Task prompt -> All entries below are to be set down again, identical to the source.

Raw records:
>> begin

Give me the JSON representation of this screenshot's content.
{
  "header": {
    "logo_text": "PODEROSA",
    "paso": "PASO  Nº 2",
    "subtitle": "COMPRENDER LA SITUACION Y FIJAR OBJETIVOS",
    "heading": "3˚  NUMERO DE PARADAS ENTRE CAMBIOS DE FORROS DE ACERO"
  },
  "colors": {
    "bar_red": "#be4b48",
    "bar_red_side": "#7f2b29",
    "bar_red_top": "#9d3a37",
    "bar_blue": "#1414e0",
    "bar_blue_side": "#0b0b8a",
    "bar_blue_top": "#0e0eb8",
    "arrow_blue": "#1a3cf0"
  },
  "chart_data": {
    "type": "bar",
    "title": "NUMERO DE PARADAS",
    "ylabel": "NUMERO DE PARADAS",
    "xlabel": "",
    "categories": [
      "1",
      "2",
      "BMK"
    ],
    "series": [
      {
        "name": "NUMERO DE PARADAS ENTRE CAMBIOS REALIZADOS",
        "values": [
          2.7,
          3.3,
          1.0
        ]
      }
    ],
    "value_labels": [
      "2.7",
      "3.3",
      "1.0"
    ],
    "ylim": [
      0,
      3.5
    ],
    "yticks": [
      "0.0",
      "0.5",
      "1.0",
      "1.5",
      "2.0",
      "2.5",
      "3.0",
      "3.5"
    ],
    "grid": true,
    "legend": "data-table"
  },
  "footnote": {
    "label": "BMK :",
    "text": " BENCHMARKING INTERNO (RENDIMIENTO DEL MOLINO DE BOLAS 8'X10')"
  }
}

>> end

Final result ->
Give me the JSON representation of this screenshot's content.
{
  "header": {
    "logo_text": "PODEROSA",
    "paso": "PASO  Nº 2",
    "subtitle": "COMPRENDER LA SITUACION Y FIJAR OBJETIVOS",
    "heading": "3˚  NUMERO DE PARADAS ENTRE CAMBIOS DE FORROS DE ACERO"
  },
  "colors": {
    "bar_red": "#be4b48",
    "bar_red_side": "#7f2b29",
    "bar_red_top": "#9d3a37",
    "bar_blue": "#1414e0",
    "bar_blue_side": "#0b0b8a",
    "bar_blue_top": "#0e0eb8",
    "arrow_blue": "#1a3cf0"
  },
  "chart_data": {
    "type": "bar",
    "title": "NUMERO DE PARADAS",
    "ylabel": "NUMERO DE PARADAS",
    "xlabel": "",
    "categories": [
      "1",
      "2",
      "BMK"
    ],
    "series": [
      {
        "name": "NUMERO DE PARADAS ENTRE CAMBIOS REALIZADOS",
        "values": [
          2.7,
          3.3,
          1.0
        ]
      }
    ],
    "value_labels": [
      "2.7",
      "3.3",
      "1.0"
    ],
    "ylim": [
      0,
      3.5
    ],
    "yticks": [
      "0.0",
      "0.5",
      "1.0",
      "1.5",
      "2.0",
      "2.5",
      "3.0",
      "3.5"
    ],
    "grid": true,
    "legend": "data-table"
  },
  "footnote": {
    "label": "BMK :",
    "text": " BENCHMARKING INTERNO (RENDIMIENTO DEL MOLINO DE BOLAS 8'X10')"
  }
}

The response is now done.